- _TASK MATERIAL_:
------------------------------------------------------------

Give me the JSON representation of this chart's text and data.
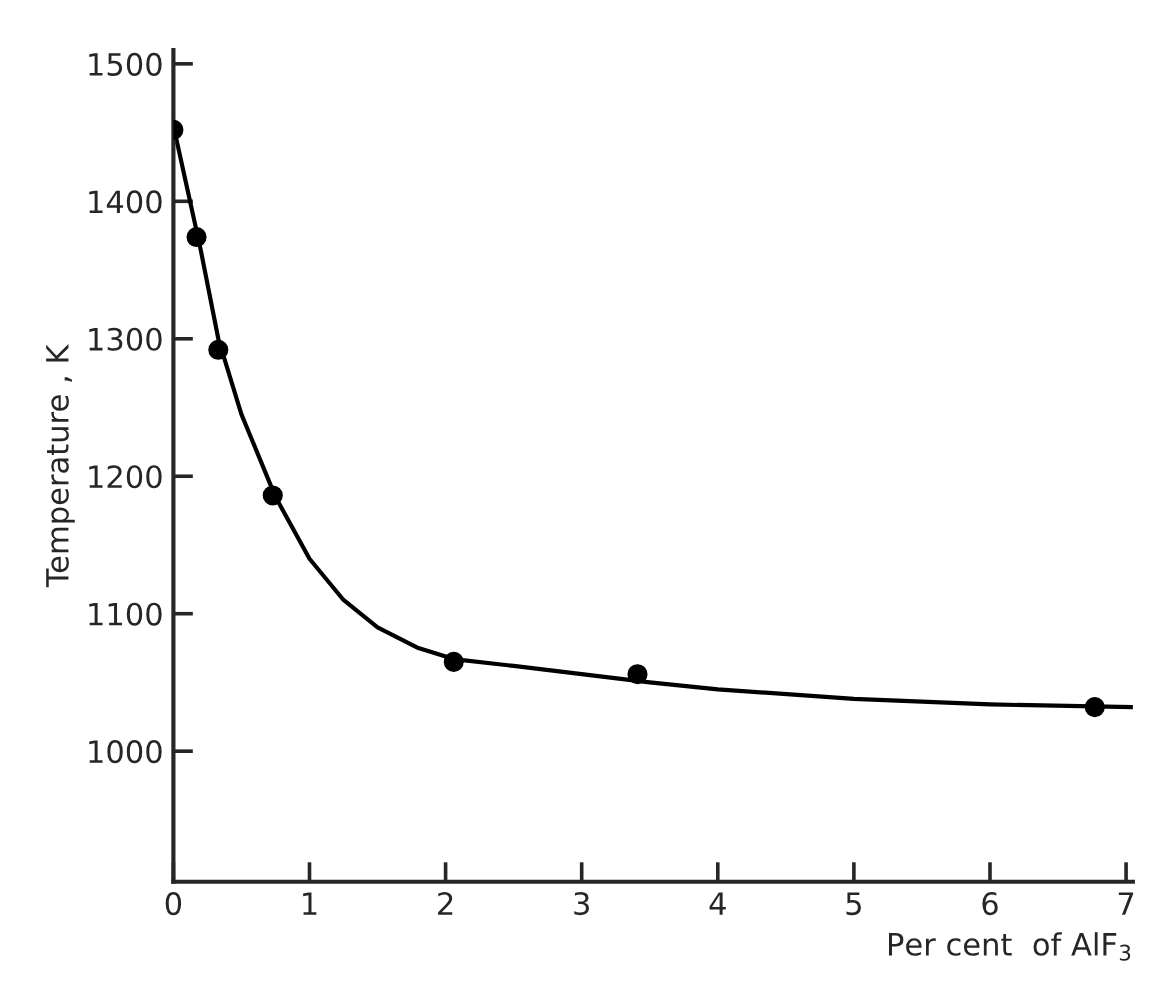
{
  "chart_data": {
    "type": "scatter",
    "xlabel": "Per cent  of AlF$_{3}$",
    "ylabel": "Temperature , K",
    "xlim": [
      0,
      7.05
    ],
    "ylim": [
      905,
      1510
    ],
    "xticks": [
      0,
      1,
      2,
      3,
      4,
      5,
      6,
      7
    ],
    "yticks": [
      1000,
      1100,
      1200,
      1300,
      1400,
      1500
    ],
    "grid": false,
    "marker": "circle",
    "series": [
      {
        "color": "#000000",
        "x": [
          0,
          0.17,
          0.33,
          0.73,
          2.06,
          3.41,
          6.77
        ],
        "values": [
          1452,
          1374,
          1292,
          1186,
          1065,
          1056,
          1032
        ]
      },
      {
        "type": "line",
        "color": "#000000",
        "marker": "none",
        "line_style": "solid",
        "x": [
          0,
          0.1,
          0.2,
          0.33,
          0.5,
          0.75,
          1,
          1.25,
          1.5,
          1.8,
          2.06,
          2.5,
          3,
          3.5,
          4,
          5,
          6,
          7.05
        ],
        "values": [
          1455,
          1410,
          1365,
          1300,
          1245,
          1185,
          1140,
          1110,
          1090,
          1075,
          1067,
          1062,
          1056,
          1050,
          1045,
          1038,
          1034,
          1032
        ]
      }
    ]
  }
}
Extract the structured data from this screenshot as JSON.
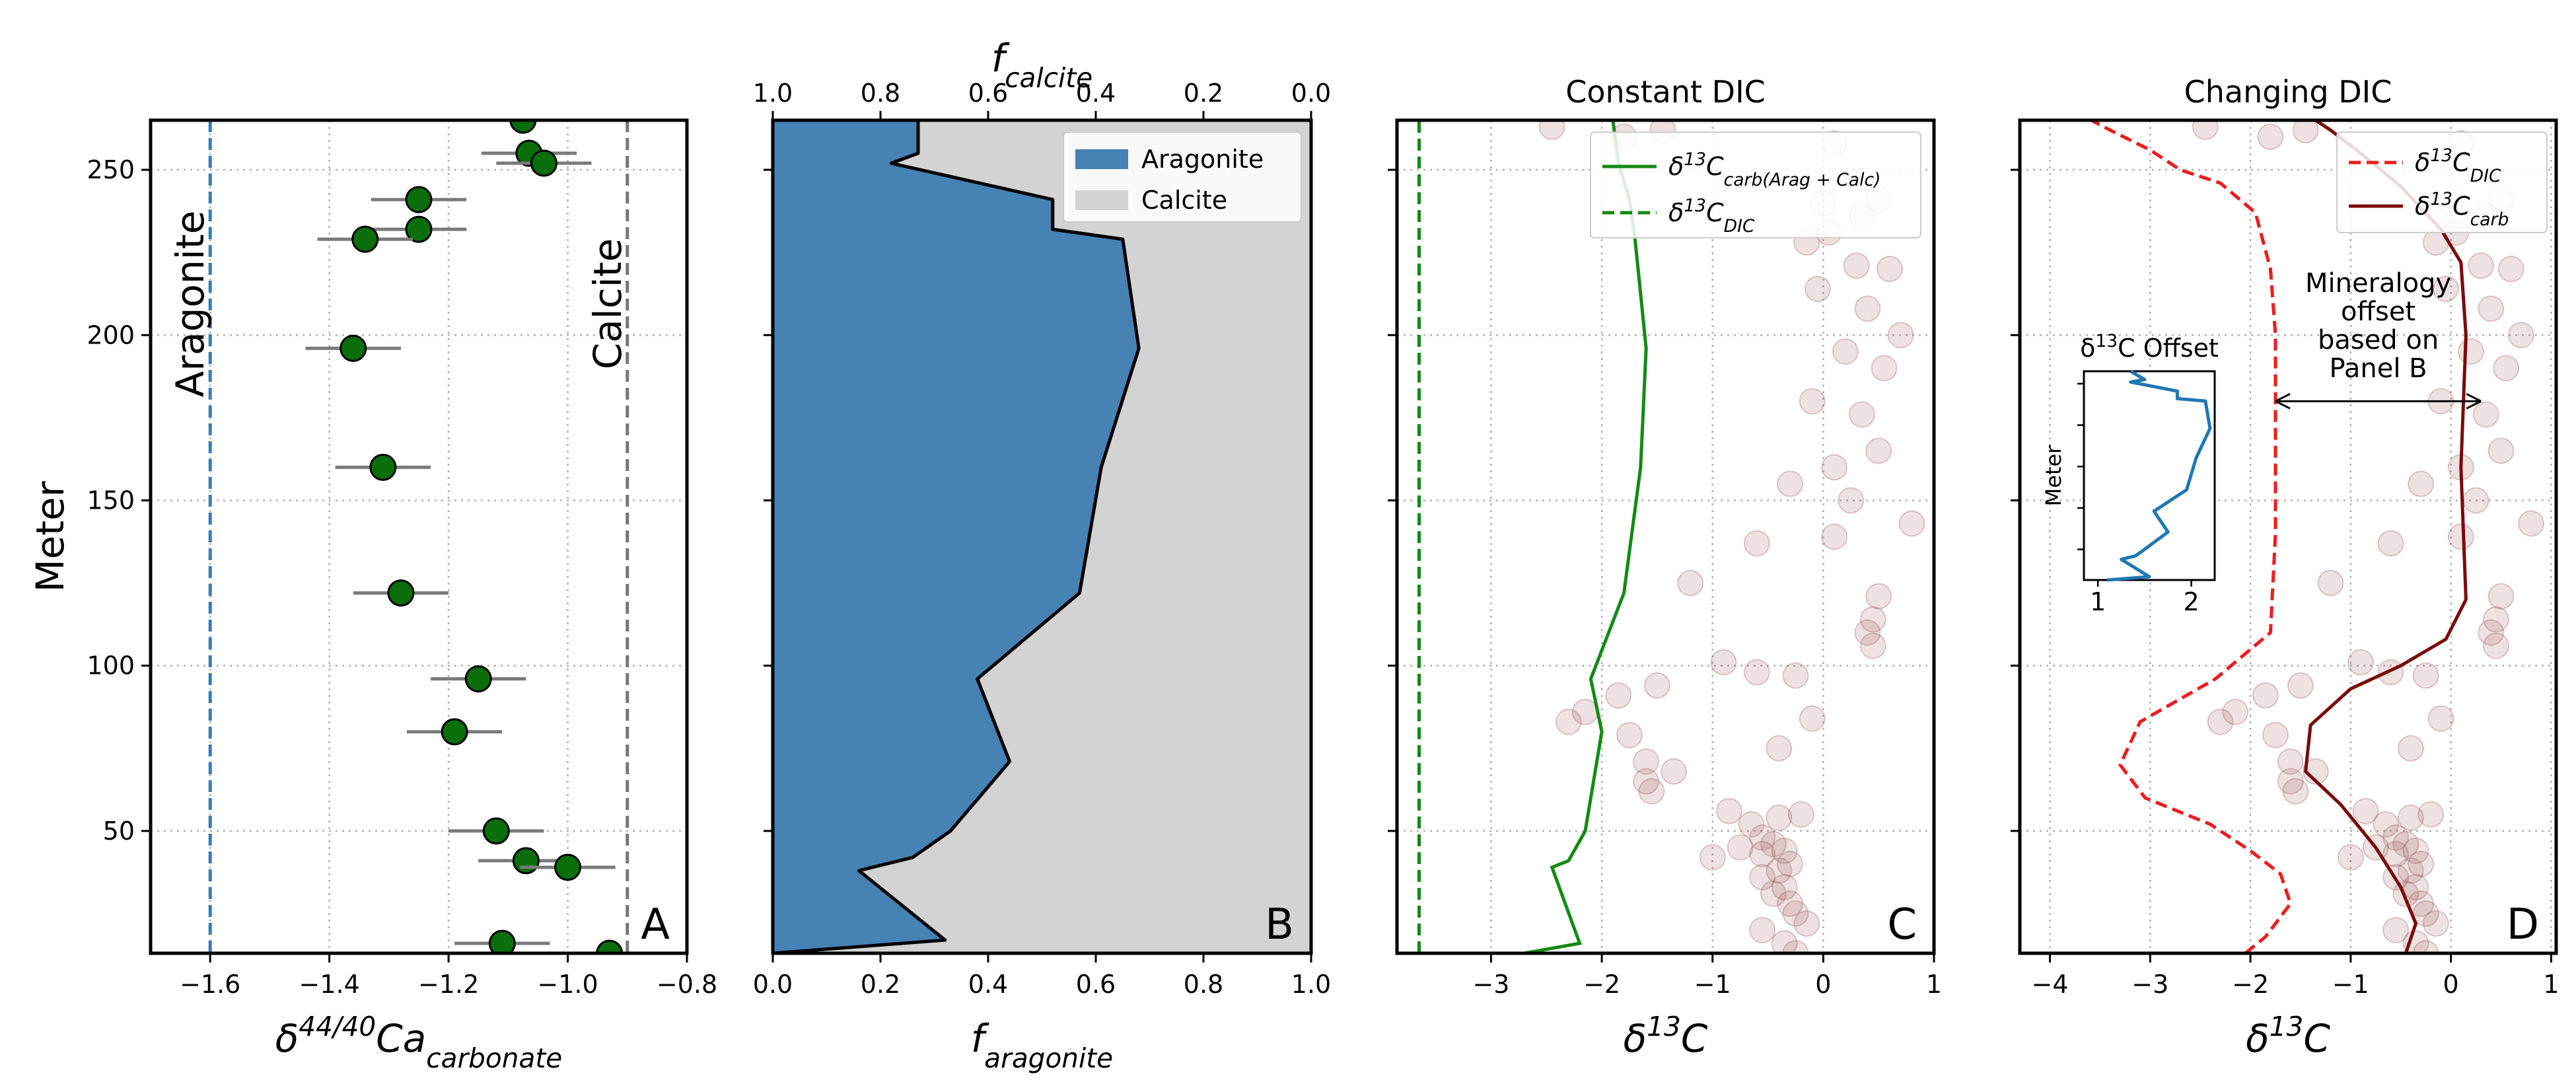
{
  "chart_data": [
    {
      "panel": "A",
      "type": "scatter",
      "panel_letter": "A",
      "xlabel": "δ44/40Ca",
      "xlabel_sub": "carbonate",
      "ylabel": "Meter",
      "xlim": [
        -1.7,
        -0.8
      ],
      "ylim": [
        13,
        265
      ],
      "xticks": [
        -1.6,
        -1.4,
        -1.2,
        -1.0,
        -0.8
      ],
      "xtick_labels": [
        "−1.6",
        "−1.4",
        "−1.2",
        "−1.0",
        "−0.8"
      ],
      "yticks": [
        50,
        100,
        150,
        200,
        250
      ],
      "ytick_labels": [
        "50",
        "100",
        "150",
        "200",
        "250"
      ],
      "grid": true,
      "reference_lines": [
        {
          "x": -1.6,
          "label": "Aragonite",
          "color": "#3a7ab8"
        },
        {
          "x": -0.9,
          "label": "Calcite",
          "color": "#777777"
        }
      ],
      "marker_color": "#0a6e0a",
      "points": [
        {
          "x": -1.075,
          "y": 265,
          "xerr": 0
        },
        {
          "x": -1.065,
          "y": 255,
          "xerr": 0.08
        },
        {
          "x": -1.04,
          "y": 252,
          "xerr": 0.08
        },
        {
          "x": -1.25,
          "y": 241,
          "xerr": 0.08
        },
        {
          "x": -1.25,
          "y": 232,
          "xerr": 0.08
        },
        {
          "x": -1.34,
          "y": 229,
          "xerr": 0.08
        },
        {
          "x": -1.36,
          "y": 196,
          "xerr": 0.08
        },
        {
          "x": -1.31,
          "y": 160,
          "xerr": 0.08
        },
        {
          "x": -1.28,
          "y": 122,
          "xerr": 0.08
        },
        {
          "x": -1.15,
          "y": 96,
          "xerr": 0.08
        },
        {
          "x": -1.19,
          "y": 80,
          "xerr": 0.08
        },
        {
          "x": -1.12,
          "y": 50,
          "xerr": 0.08
        },
        {
          "x": -1.07,
          "y": 41,
          "xerr": 0.08
        },
        {
          "x": -1.0,
          "y": 39,
          "xerr": 0.08
        },
        {
          "x": -1.11,
          "y": 16,
          "xerr": 0.08
        },
        {
          "x": -0.93,
          "y": 13,
          "xerr": 0.08
        }
      ]
    },
    {
      "panel": "B",
      "type": "area",
      "panel_letter": "B",
      "xlabel": "f",
      "xlabel_sub": "aragonite",
      "top_xlabel": "f",
      "top_xlabel_sub": "calcite",
      "xlim": [
        0,
        1
      ],
      "ylim": [
        13,
        265
      ],
      "xticks": [
        0,
        0.2,
        0.4,
        0.6,
        0.8,
        1.0
      ],
      "xtick_labels": [
        "0.0",
        "0.2",
        "0.4",
        "0.6",
        "0.8",
        "1.0"
      ],
      "top_xtick_labels": [
        "1.0",
        "0.8",
        "0.6",
        "0.4",
        "0.2",
        "0.0"
      ],
      "yticks": [
        50,
        100,
        150,
        200,
        250
      ],
      "grid": false,
      "legend_position": "top-right",
      "series": [
        {
          "name": "Aragonite",
          "color": "#4682b4"
        },
        {
          "name": "Calcite",
          "color": "#d3d3d3"
        }
      ],
      "boundary": [
        {
          "y": 13,
          "x": 0.0
        },
        {
          "y": 17,
          "x": 0.32
        },
        {
          "y": 38,
          "x": 0.16
        },
        {
          "y": 42,
          "x": 0.26
        },
        {
          "y": 50,
          "x": 0.33
        },
        {
          "y": 71,
          "x": 0.44
        },
        {
          "y": 96,
          "x": 0.38
        },
        {
          "y": 122,
          "x": 0.57
        },
        {
          "y": 160,
          "x": 0.61
        },
        {
          "y": 196,
          "x": 0.68
        },
        {
          "y": 229,
          "x": 0.65
        },
        {
          "y": 232,
          "x": 0.52
        },
        {
          "y": 241,
          "x": 0.52
        },
        {
          "y": 252,
          "x": 0.22
        },
        {
          "y": 255,
          "x": 0.27
        },
        {
          "y": 265,
          "x": 0.27
        }
      ]
    },
    {
      "panel": "C",
      "type": "line",
      "panel_letter": "C",
      "title": "Constant DIC",
      "xlabel": "δ13C",
      "xlim": [
        -3.85,
        1.0
      ],
      "ylim": [
        13,
        265
      ],
      "xticks": [
        -3,
        -2,
        -1,
        0,
        1
      ],
      "xtick_labels": [
        "−3",
        "−2",
        "−1",
        "0",
        "1"
      ],
      "yticks": [
        50,
        100,
        150,
        200,
        250
      ],
      "grid": true,
      "legend_position": "top-right",
      "series": [
        {
          "name": "δ13Ccarb(Arag + Calc)",
          "color": "#138a13",
          "style": "solid",
          "points": [
            {
              "x": -2.7,
              "y": 13
            },
            {
              "x": -2.2,
              "y": 16
            },
            {
              "x": -2.45,
              "y": 39
            },
            {
              "x": -2.3,
              "y": 41
            },
            {
              "x": -2.15,
              "y": 50
            },
            {
              "x": -2.0,
              "y": 80
            },
            {
              "x": -2.1,
              "y": 96
            },
            {
              "x": -1.8,
              "y": 122
            },
            {
              "x": -1.65,
              "y": 160
            },
            {
              "x": -1.6,
              "y": 196
            },
            {
              "x": -1.7,
              "y": 229
            },
            {
              "x": -1.75,
              "y": 241
            },
            {
              "x": -1.85,
              "y": 252
            },
            {
              "x": -1.9,
              "y": 265
            }
          ]
        },
        {
          "name": "δ13CDIC",
          "color": "#138a13",
          "style": "dashed",
          "points": [
            {
              "x": -3.65,
              "y": 13
            },
            {
              "x": -3.65,
              "y": 265
            }
          ]
        }
      ]
    },
    {
      "panel": "D",
      "type": "line",
      "panel_letter": "D",
      "title": "Changing DIC",
      "xlabel": "δ13C",
      "xlim": [
        -4.3,
        1.05
      ],
      "ylim": [
        13,
        265
      ],
      "xticks": [
        -4,
        -3,
        -2,
        -1,
        0,
        1
      ],
      "xtick_labels": [
        "−4",
        "−3",
        "−2",
        "−1",
        "0",
        "1"
      ],
      "yticks": [
        50,
        100,
        150,
        200,
        250
      ],
      "grid": true,
      "legend_position": "top-right",
      "annotation": "Mineralogy\noffset\nbased on\nPanel B",
      "annotation_arrow": {
        "x1": -1.75,
        "x2": 0.3,
        "y": 180
      },
      "series": [
        {
          "name": "δ13CDIC",
          "color": "#ee1c1c",
          "style": "dashed",
          "points": [
            {
              "x": -2.05,
              "y": 13
            },
            {
              "x": -1.85,
              "y": 18
            },
            {
              "x": -1.6,
              "y": 28
            },
            {
              "x": -1.7,
              "y": 37
            },
            {
              "x": -2.0,
              "y": 44
            },
            {
              "x": -2.4,
              "y": 52
            },
            {
              "x": -3.05,
              "y": 60
            },
            {
              "x": -3.3,
              "y": 70
            },
            {
              "x": -3.1,
              "y": 83
            },
            {
              "x": -2.35,
              "y": 96
            },
            {
              "x": -1.8,
              "y": 110
            },
            {
              "x": -1.75,
              "y": 140
            },
            {
              "x": -1.75,
              "y": 200
            },
            {
              "x": -1.8,
              "y": 220
            },
            {
              "x": -1.95,
              "y": 237
            },
            {
              "x": -2.3,
              "y": 246
            },
            {
              "x": -2.7,
              "y": 250
            },
            {
              "x": -3.0,
              "y": 256
            },
            {
              "x": -3.4,
              "y": 262
            },
            {
              "x": -3.65,
              "y": 266
            }
          ]
        },
        {
          "name": "δ13Ccarb",
          "color": "#7a0a0a",
          "style": "solid",
          "points": [
            {
              "x": -0.45,
              "y": 13
            },
            {
              "x": -0.35,
              "y": 22
            },
            {
              "x": -0.5,
              "y": 33
            },
            {
              "x": -0.75,
              "y": 45
            },
            {
              "x": -1.1,
              "y": 58
            },
            {
              "x": -1.45,
              "y": 68
            },
            {
              "x": -1.4,
              "y": 82
            },
            {
              "x": -1.0,
              "y": 93
            },
            {
              "x": -0.5,
              "y": 100
            },
            {
              "x": -0.05,
              "y": 108
            },
            {
              "x": 0.15,
              "y": 120
            },
            {
              "x": 0.1,
              "y": 160
            },
            {
              "x": 0.15,
              "y": 200
            },
            {
              "x": 0.1,
              "y": 222
            },
            {
              "x": -0.1,
              "y": 232
            },
            {
              "x": -0.5,
              "y": 245
            },
            {
              "x": -0.9,
              "y": 255
            },
            {
              "x": -1.2,
              "y": 262
            },
            {
              "x": -1.4,
              "y": 266
            }
          ]
        }
      ],
      "inset": {
        "title": "δ13C Offset",
        "ylabel": "Meter",
        "xlim": [
          0.85,
          2.25
        ],
        "xticks": [
          1,
          2
        ],
        "xtick_labels": [
          "1",
          "2"
        ],
        "color": "#1f77b4",
        "points": [
          {
            "x": 1.1,
            "y": 13
          },
          {
            "x": 1.55,
            "y": 17
          },
          {
            "x": 1.25,
            "y": 38
          },
          {
            "x": 1.4,
            "y": 42
          },
          {
            "x": 1.5,
            "y": 50
          },
          {
            "x": 1.75,
            "y": 71
          },
          {
            "x": 1.6,
            "y": 96
          },
          {
            "x": 1.95,
            "y": 122
          },
          {
            "x": 2.05,
            "y": 160
          },
          {
            "x": 2.2,
            "y": 196
          },
          {
            "x": 2.15,
            "y": 229
          },
          {
            "x": 1.85,
            "y": 232
          },
          {
            "x": 1.85,
            "y": 241
          },
          {
            "x": 1.35,
            "y": 252
          },
          {
            "x": 1.5,
            "y": 255
          },
          {
            "x": 1.35,
            "y": 265
          }
        ]
      }
    }
  ],
  "scatter_background": {
    "color": "#9b5a5a",
    "points": [
      {
        "x": 0.1,
        "y": 258
      },
      {
        "x": 0.0,
        "y": 240
      },
      {
        "x": 0.5,
        "y": 241
      },
      {
        "x": 0.35,
        "y": 236
      },
      {
        "x": 0.05,
        "y": 231
      },
      {
        "x": -0.15,
        "y": 228
      },
      {
        "x": 0.3,
        "y": 221
      },
      {
        "x": 0.6,
        "y": 220
      },
      {
        "x": -0.05,
        "y": 214
      },
      {
        "x": 0.4,
        "y": 208
      },
      {
        "x": 0.7,
        "y": 200
      },
      {
        "x": 0.2,
        "y": 195
      },
      {
        "x": 0.55,
        "y": 190
      },
      {
        "x": -0.1,
        "y": 180
      },
      {
        "x": 0.35,
        "y": 176
      },
      {
        "x": 0.5,
        "y": 165
      },
      {
        "x": 0.1,
        "y": 160
      },
      {
        "x": -0.3,
        "y": 155
      },
      {
        "x": 0.25,
        "y": 150
      },
      {
        "x": 0.8,
        "y": 143
      },
      {
        "x": -0.6,
        "y": 137
      },
      {
        "x": 0.1,
        "y": 139
      },
      {
        "x": -1.2,
        "y": 125
      },
      {
        "x": 0.5,
        "y": 121
      },
      {
        "x": 0.45,
        "y": 114
      },
      {
        "x": 0.4,
        "y": 110
      },
      {
        "x": 0.45,
        "y": 106
      },
      {
        "x": -0.9,
        "y": 101
      },
      {
        "x": -0.25,
        "y": 97
      },
      {
        "x": -0.6,
        "y": 98
      },
      {
        "x": -1.5,
        "y": 94
      },
      {
        "x": -1.85,
        "y": 91
      },
      {
        "x": -2.15,
        "y": 86
      },
      {
        "x": -2.3,
        "y": 83
      },
      {
        "x": -0.1,
        "y": 84
      },
      {
        "x": -1.75,
        "y": 79
      },
      {
        "x": -0.4,
        "y": 75
      },
      {
        "x": -1.6,
        "y": 71
      },
      {
        "x": -1.35,
        "y": 68
      },
      {
        "x": -1.6,
        "y": 65
      },
      {
        "x": -1.55,
        "y": 62
      },
      {
        "x": -0.85,
        "y": 56
      },
      {
        "x": -0.65,
        "y": 52
      },
      {
        "x": -0.4,
        "y": 54
      },
      {
        "x": -0.2,
        "y": 55
      },
      {
        "x": -0.55,
        "y": 48
      },
      {
        "x": -0.75,
        "y": 45
      },
      {
        "x": -0.45,
        "y": 46
      },
      {
        "x": -0.35,
        "y": 44
      },
      {
        "x": -0.55,
        "y": 43
      },
      {
        "x": -1.0,
        "y": 42
      },
      {
        "x": -0.3,
        "y": 40
      },
      {
        "x": -0.4,
        "y": 38
      },
      {
        "x": -0.55,
        "y": 36
      },
      {
        "x": -0.35,
        "y": 33
      },
      {
        "x": -0.45,
        "y": 31
      },
      {
        "x": -0.3,
        "y": 28
      },
      {
        "x": -0.25,
        "y": 25
      },
      {
        "x": -0.15,
        "y": 22
      },
      {
        "x": -0.55,
        "y": 20
      },
      {
        "x": -0.35,
        "y": 16
      },
      {
        "x": -0.25,
        "y": 13
      },
      {
        "x": -2.45,
        "y": 263
      },
      {
        "x": -1.8,
        "y": 260
      },
      {
        "x": -1.45,
        "y": 262
      }
    ]
  }
}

------------------------------------------------------------

Report only a number: how many lines in the material above contain the string "ylabel".

- _TASK RESULT_:
3